» **What to produce**: Send back all the data below, exactly as given.

» **Given information**:
********************

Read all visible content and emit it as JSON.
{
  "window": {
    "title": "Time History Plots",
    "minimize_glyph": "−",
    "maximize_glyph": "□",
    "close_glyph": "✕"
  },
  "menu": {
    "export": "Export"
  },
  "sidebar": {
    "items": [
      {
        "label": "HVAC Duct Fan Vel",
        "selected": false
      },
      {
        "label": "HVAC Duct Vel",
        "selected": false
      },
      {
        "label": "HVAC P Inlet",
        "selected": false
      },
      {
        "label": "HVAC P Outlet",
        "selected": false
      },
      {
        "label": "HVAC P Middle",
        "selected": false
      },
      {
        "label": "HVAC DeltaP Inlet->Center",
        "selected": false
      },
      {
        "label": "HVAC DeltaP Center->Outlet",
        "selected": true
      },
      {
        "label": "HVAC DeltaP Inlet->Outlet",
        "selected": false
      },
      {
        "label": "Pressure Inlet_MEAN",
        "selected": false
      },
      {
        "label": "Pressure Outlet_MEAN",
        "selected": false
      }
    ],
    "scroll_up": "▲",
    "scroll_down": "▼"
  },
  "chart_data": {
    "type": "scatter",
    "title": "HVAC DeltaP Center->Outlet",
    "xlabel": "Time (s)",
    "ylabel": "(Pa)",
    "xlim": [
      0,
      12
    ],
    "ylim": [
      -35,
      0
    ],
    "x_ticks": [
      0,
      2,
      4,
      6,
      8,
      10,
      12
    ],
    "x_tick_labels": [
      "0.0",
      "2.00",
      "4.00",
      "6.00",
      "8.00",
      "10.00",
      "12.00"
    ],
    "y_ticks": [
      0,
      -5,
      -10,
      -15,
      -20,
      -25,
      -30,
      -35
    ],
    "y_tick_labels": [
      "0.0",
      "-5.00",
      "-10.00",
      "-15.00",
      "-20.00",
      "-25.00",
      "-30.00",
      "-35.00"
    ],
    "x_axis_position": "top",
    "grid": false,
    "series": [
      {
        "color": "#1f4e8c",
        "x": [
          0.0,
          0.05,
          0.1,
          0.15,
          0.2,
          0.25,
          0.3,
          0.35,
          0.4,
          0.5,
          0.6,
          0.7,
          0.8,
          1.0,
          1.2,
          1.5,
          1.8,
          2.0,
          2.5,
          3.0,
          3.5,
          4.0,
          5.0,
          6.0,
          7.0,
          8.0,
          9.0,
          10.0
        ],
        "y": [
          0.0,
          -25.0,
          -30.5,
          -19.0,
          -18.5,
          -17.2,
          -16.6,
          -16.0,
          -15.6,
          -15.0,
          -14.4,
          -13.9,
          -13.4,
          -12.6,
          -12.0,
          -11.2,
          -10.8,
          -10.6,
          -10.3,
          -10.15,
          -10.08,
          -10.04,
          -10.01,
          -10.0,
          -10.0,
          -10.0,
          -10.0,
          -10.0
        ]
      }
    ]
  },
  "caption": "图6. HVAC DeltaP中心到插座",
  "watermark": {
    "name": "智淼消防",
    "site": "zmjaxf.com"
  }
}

********************

» **Correct answer**:
Read all visible content and emit it as JSON.
{
  "window": {
    "title": "Time History Plots",
    "minimize_glyph": "−",
    "maximize_glyph": "□",
    "close_glyph": "✕"
  },
  "menu": {
    "export": "Export"
  },
  "sidebar": {
    "items": [
      {
        "label": "HVAC Duct Fan Vel",
        "selected": false
      },
      {
        "label": "HVAC Duct Vel",
        "selected": false
      },
      {
        "label": "HVAC P Inlet",
        "selected": false
      },
      {
        "label": "HVAC P Outlet",
        "selected": false
      },
      {
        "label": "HVAC P Middle",
        "selected": false
      },
      {
        "label": "HVAC DeltaP Inlet->Center",
        "selected": false
      },
      {
        "label": "HVAC DeltaP Center->Outlet",
        "selected": true
      },
      {
        "label": "HVAC DeltaP Inlet->Outlet",
        "selected": false
      },
      {
        "label": "Pressure Inlet_MEAN",
        "selected": false
      },
      {
        "label": "Pressure Outlet_MEAN",
        "selected": false
      }
    ],
    "scroll_up": "▲",
    "scroll_down": "▼"
  },
  "chart_data": {
    "type": "scatter",
    "title": "HVAC DeltaP Center->Outlet",
    "xlabel": "Time (s)",
    "ylabel": "(Pa)",
    "xlim": [
      0,
      12
    ],
    "ylim": [
      -35,
      0
    ],
    "x_ticks": [
      0,
      2,
      4,
      6,
      8,
      10,
      12
    ],
    "x_tick_labels": [
      "0.0",
      "2.00",
      "4.00",
      "6.00",
      "8.00",
      "10.00",
      "12.00"
    ],
    "y_ticks": [
      0,
      -5,
      -10,
      -15,
      -20,
      -25,
      -30,
      -35
    ],
    "y_tick_labels": [
      "0.0",
      "-5.00",
      "-10.00",
      "-15.00",
      "-20.00",
      "-25.00",
      "-30.00",
      "-35.00"
    ],
    "x_axis_position": "top",
    "grid": false,
    "series": [
      {
        "color": "#1f4e8c",
        "x": [
          0.0,
          0.05,
          0.1,
          0.15,
          0.2,
          0.25,
          0.3,
          0.35,
          0.4,
          0.5,
          0.6,
          0.7,
          0.8,
          1.0,
          1.2,
          1.5,
          1.8,
          2.0,
          2.5,
          3.0,
          3.5,
          4.0,
          5.0,
          6.0,
          7.0,
          8.0,
          9.0,
          10.0
        ],
        "y": [
          0.0,
          -25.0,
          -30.5,
          -19.0,
          -18.5,
          -17.2,
          -16.6,
          -16.0,
          -15.6,
          -15.0,
          -14.4,
          -13.9,
          -13.4,
          -12.6,
          -12.0,
          -11.2,
          -10.8,
          -10.6,
          -10.3,
          -10.15,
          -10.08,
          -10.04,
          -10.01,
          -10.0,
          -10.0,
          -10.0,
          -10.0,
          -10.0
        ]
      }
    ]
  },
  "caption": "图6. HVAC DeltaP中心到插座",
  "watermark": {
    "name": "智淼消防",
    "site": "zmjaxf.com"
  }
}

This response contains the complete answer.